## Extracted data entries
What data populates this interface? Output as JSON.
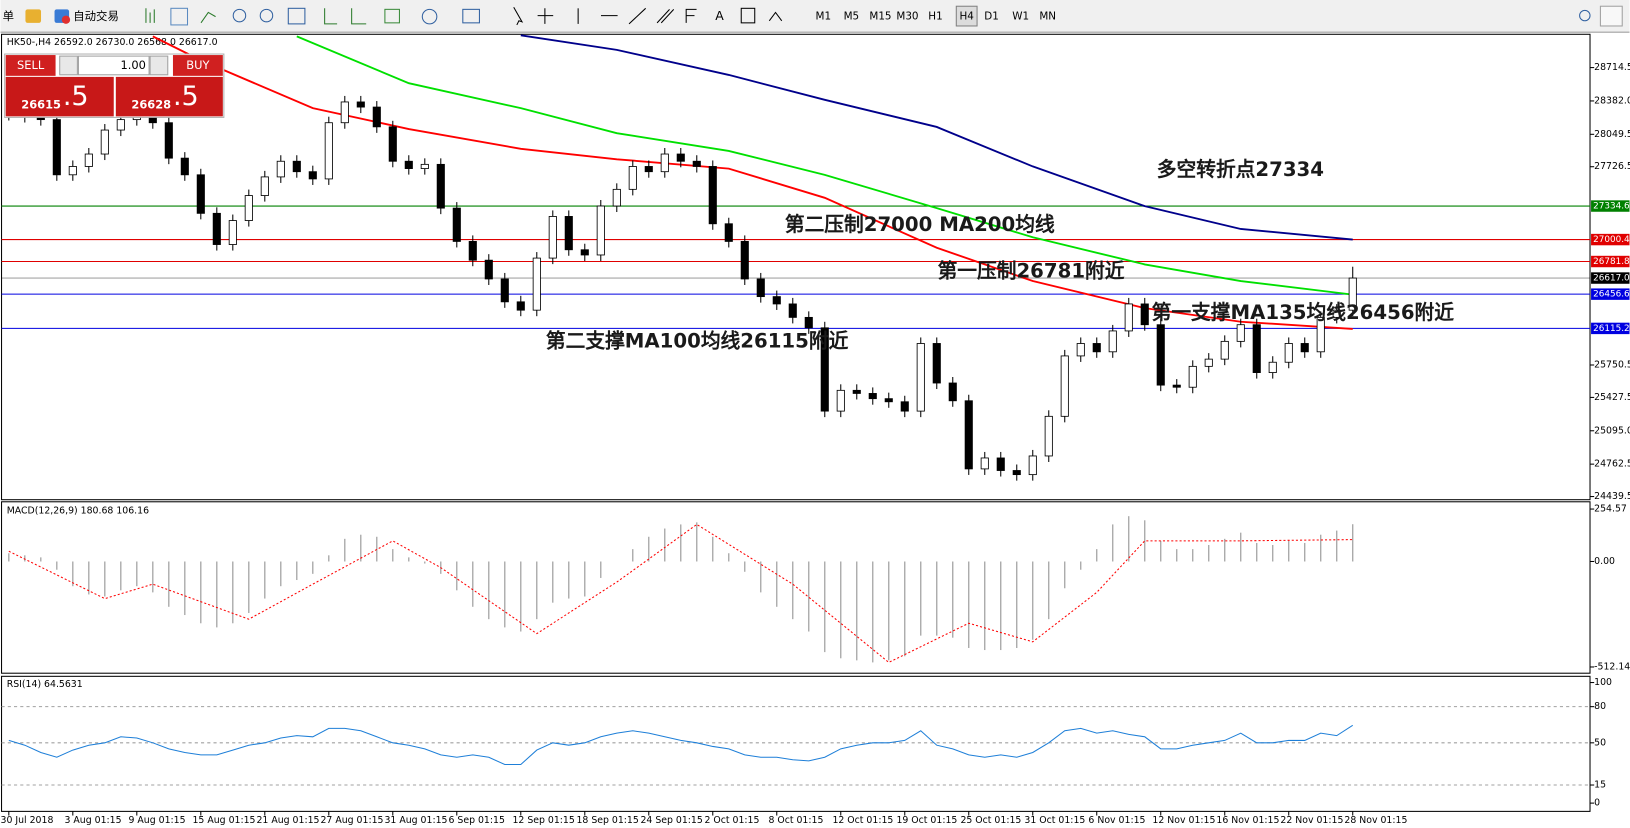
{
  "toolbar": {
    "menu_fragment": "单",
    "auto_trading": "自动交易",
    "timeframes": [
      "M1",
      "M5",
      "M15",
      "M30",
      "H1",
      "H4",
      "D1",
      "W1",
      "MN"
    ],
    "active_timeframe": "H4"
  },
  "trade_panel": {
    "sell": "SELL",
    "buy": "BUY",
    "volume": "1.00",
    "sell_price": "26615",
    "sell_price_pips": ".5",
    "buy_price": "26628",
    "buy_price_pips": ".5"
  },
  "chart_data": [
    {
      "type": "candlestick",
      "title": "HK50-,H4 26592.0 26730.0 26568.0 26617.0",
      "categories": [
        "30 Jul 2018",
        null,
        null,
        null,
        "3 Aug 01:15",
        null,
        null,
        null,
        "9 Aug 01:15",
        null,
        null,
        null,
        "15 Aug 01:15",
        null,
        null,
        null,
        "21 Aug 01:15",
        null,
        null,
        null,
        "27 Aug 01:15",
        null,
        null,
        null,
        "31 Aug 01:15",
        null,
        null,
        null,
        "6 Sep 01:15",
        null,
        null,
        null,
        "12 Sep 01:15",
        null,
        null,
        null,
        "18 Sep 01:15",
        null,
        null,
        null,
        "24 Sep 01:15",
        null,
        null,
        null,
        "2 Oct 01:15",
        null,
        null,
        null,
        "8 Oct 01:15",
        null,
        null,
        null,
        "12 Oct 01:15",
        null,
        null,
        null,
        "19 Oct 01:15",
        null,
        null,
        null,
        "25 Oct 01:15",
        null,
        null,
        null,
        "31 Oct 01:15",
        null,
        null,
        null,
        "6 Nov 01:15",
        null,
        null,
        null,
        "12 Nov 01:15",
        null,
        null,
        null,
        "16 Nov 01:15",
        null,
        null,
        null,
        "22 Nov 01:15",
        null,
        null,
        null,
        "28 Nov 01:15"
      ],
      "open": [
        28300,
        28247,
        28227,
        28196,
        27646,
        27729,
        27853,
        28092,
        28196,
        28227,
        28165,
        27812,
        27646,
        27262,
        26951,
        27190,
        27439,
        27625,
        27781,
        27677,
        27605,
        28165,
        28372,
        28321,
        28124,
        27781,
        27708,
        27750,
        27314,
        26982,
        26795,
        26608,
        26380,
        26297,
        26816,
        27231,
        26899,
        26847,
        27335,
        27501,
        27729,
        27677,
        27853,
        27781,
        27729,
        27158,
        26982,
        26608,
        26432,
        26359,
        26225,
        26121,
        25291,
        25498,
        25467,
        25415,
        25384,
        25291,
        25965,
        25571,
        25394,
        24715,
        24824,
        24699,
        24658,
        24844,
        25239,
        25841,
        25965,
        25882,
        26090,
        26359,
        26152,
        25550,
        25529,
        25737,
        25809,
        25986,
        26152,
        25675,
        25778,
        25965,
        25882,
        26225,
        26297
      ],
      "high": [
        28360,
        28307,
        28287,
        28256,
        27789,
        27913,
        28152,
        28256,
        28287,
        28287,
        28225,
        27872,
        27706,
        27322,
        27250,
        27499,
        27685,
        27841,
        27841,
        27737,
        28225,
        28432,
        28432,
        28381,
        28184,
        27841,
        27810,
        27810,
        27374,
        27042,
        26855,
        26668,
        26440,
        26876,
        27291,
        27291,
        26959,
        27395,
        27561,
        27789,
        27789,
        27913,
        27913,
        27841,
        27789,
        27218,
        27042,
        26668,
        26492,
        26419,
        26285,
        26181,
        25558,
        25558,
        25527,
        25475,
        25444,
        26025,
        26025,
        25631,
        25454,
        24884,
        24884,
        24759,
        24904,
        25299,
        25901,
        26025,
        26025,
        26150,
        26419,
        26419,
        26212,
        25610,
        25797,
        25869,
        26046,
        26212,
        26212,
        25838,
        26025,
        26025,
        26285,
        26357,
        26730
      ],
      "low": [
        28187,
        28167,
        28136,
        27586,
        27586,
        27669,
        27793,
        28032,
        28136,
        28105,
        27752,
        27586,
        27202,
        26891,
        26891,
        27130,
        27379,
        27565,
        27617,
        27545,
        27545,
        28105,
        28261,
        28064,
        27721,
        27648,
        27648,
        27254,
        26922,
        26735,
        26548,
        26320,
        26237,
        26237,
        26756,
        26839,
        26787,
        26787,
        27275,
        27441,
        27617,
        27617,
        27721,
        27669,
        27098,
        26922,
        26548,
        26372,
        26299,
        26165,
        26061,
        25231,
        25231,
        25407,
        25355,
        25324,
        25231,
        25231,
        25511,
        25334,
        24655,
        24655,
        24639,
        24598,
        24598,
        24784,
        25179,
        25781,
        25822,
        25822,
        26030,
        26092,
        25490,
        25469,
        25469,
        25677,
        25749,
        25926,
        25615,
        25615,
        25718,
        25822,
        25822,
        26165,
        26237
      ],
      "close": [
        28247,
        28227,
        28196,
        27646,
        27729,
        27853,
        28092,
        28196,
        28227,
        28165,
        27812,
        27646,
        27262,
        26951,
        27190,
        27439,
        27625,
        27781,
        27677,
        27605,
        28165,
        28372,
        28321,
        28124,
        27781,
        27708,
        27750,
        27314,
        26982,
        26795,
        26608,
        26380,
        26297,
        26816,
        27231,
        26899,
        26847,
        27335,
        27501,
        27729,
        27677,
        27853,
        27781,
        27729,
        27158,
        26982,
        26608,
        26432,
        26359,
        26225,
        26121,
        25291,
        25498,
        25467,
        25415,
        25384,
        25291,
        25965,
        25571,
        25394,
        24715,
        24824,
        24699,
        24658,
        24844,
        25239,
        25841,
        25965,
        25882,
        26090,
        26359,
        26152,
        25550,
        25529,
        25737,
        25809,
        25986,
        26152,
        25675,
        25778,
        25965,
        25882,
        26225,
        26297,
        26617
      ],
      "up_color": "#ffffff",
      "down_color": "#000000",
      "ylim": [
        24408,
        29036
      ],
      "yticks": [
        28714.5,
        {
          "value": 28382,
          "label": "28382.0"
        },
        28049.5,
        27726.5,
        25750.5,
        25427.5,
        {
          "value": 25095,
          "label": "25095.0"
        },
        24762.5,
        24439.5
      ],
      "moving_averages": [
        {
          "color": "#ff0000",
          "x": [
            9,
            12,
            19,
            25,
            32,
            38,
            45,
            51,
            58,
            64,
            71,
            77,
            84
          ],
          "values": [
            29026,
            28787,
            28310,
            28102,
            27905,
            27801,
            27708,
            27417,
            26919,
            26587,
            26317,
            26182,
            26110
          ]
        },
        {
          "color": "#00e000",
          "x": [
            18,
            25,
            32,
            38,
            45,
            51,
            58,
            64,
            71,
            77,
            84
          ],
          "values": [
            29026,
            28559,
            28310,
            28061,
            27884,
            27646,
            27314,
            27023,
            26753,
            26587,
            26452
          ]
        },
        {
          "color": "#00008b",
          "x": [
            32,
            38,
            45,
            51,
            58,
            64,
            71,
            77,
            84
          ],
          "values": [
            29036,
            28891,
            28642,
            28393,
            28123,
            27729,
            27334,
            27106,
            27000
          ]
        }
      ],
      "levels": [
        {
          "value": 27334.6,
          "color": "#008000"
        },
        {
          "value": 27000.4,
          "color": "#e00000"
        },
        {
          "value": 26781.8,
          "color": "#e00000"
        },
        {
          "value": 26617,
          "label": "26617.0",
          "color": "#000000"
        },
        {
          "value": 26456.6,
          "color": "#0000e0"
        },
        {
          "value": 26115.2,
          "color": "#0000e0"
        }
      ],
      "annotations": [
        "多空转折点27334",
        "第二压制27000 MA200均线",
        "第一压制26781附近",
        "第一支撑MA135均线26456附近",
        "第二支撑MA100均线26115附近"
      ]
    },
    {
      "type": "macd",
      "title": "MACD(12,26,9) 180.68 106.16",
      "values": [
        40,
        30,
        20,
        -40,
        -120,
        -160,
        -170,
        -140,
        -120,
        -150,
        -220,
        -260,
        -300,
        -320,
        -300,
        -250,
        -180,
        -120,
        -90,
        -60,
        30,
        110,
        130,
        120,
        60,
        20,
        -10,
        -60,
        -140,
        -220,
        -280,
        -320,
        -340,
        -280,
        -200,
        -180,
        -170,
        -80,
        0,
        60,
        120,
        160,
        180,
        190,
        120,
        40,
        -50,
        -150,
        -220,
        -280,
        -340,
        -440,
        -470,
        -480,
        -490,
        -480,
        -460,
        -360,
        -360,
        -370,
        -420,
        -430,
        -430,
        -420,
        -380,
        -280,
        -130,
        -40,
        60,
        180,
        220,
        200,
        100,
        60,
        60,
        80,
        110,
        140,
        90,
        80,
        100,
        90,
        130,
        150,
        181
      ],
      "color": "#a0a0a0",
      "signal": {
        "color": "#ff0000",
        "x": [
          0,
          6,
          9,
          15,
          19,
          24,
          27,
          33,
          38,
          43,
          49,
          55,
          60,
          64,
          68,
          71,
          77,
          84
        ],
        "values": [
          50,
          -180,
          -110,
          -280,
          -110,
          100,
          -30,
          -350,
          -100,
          180,
          -110,
          -490,
          -300,
          -390,
          -150,
          100,
          100,
          106
        ]
      },
      "ylim": [
        -542.4,
        284.8
      ],
      "yticks": [
        254.57,
        {
          "value": 0,
          "label": "0.00"
        },
        -512.14
      ]
    },
    {
      "type": "line",
      "title": "RSI(14) 64.5631",
      "values": [
        52,
        48,
        42,
        38,
        44,
        48,
        50,
        55,
        54,
        50,
        45,
        42,
        40,
        40,
        44,
        48,
        50,
        54,
        56,
        55,
        62,
        62,
        60,
        55,
        50,
        48,
        45,
        40,
        38,
        40,
        38,
        32,
        32,
        44,
        50,
        48,
        50,
        55,
        58,
        60,
        58,
        55,
        52,
        50,
        47,
        45,
        40,
        38,
        38,
        36,
        35,
        38,
        45,
        48,
        50,
        50,
        52,
        60,
        48,
        45,
        40,
        38,
        40,
        38,
        42,
        50,
        60,
        62,
        58,
        60,
        57,
        55,
        45,
        45,
        48,
        50,
        52,
        58,
        50,
        50,
        52,
        52,
        58,
        56,
        64.5631
      ],
      "color": "#1e7fd8",
      "ylim": [
        -6,
        104.3
      ],
      "yticks": [
        100,
        80,
        50,
        15,
        0
      ],
      "grid": "dashed"
    }
  ]
}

## Set exercise
Make a list of all lines in the data that contain "title".

## Finished answer
      "title": "HK50-,H4 26592.0 26730.0 26568.0 26617.0",
      "title": "MACD(12,26,9) 180.68 106.16",
      "title": "RSI(14) 64.5631",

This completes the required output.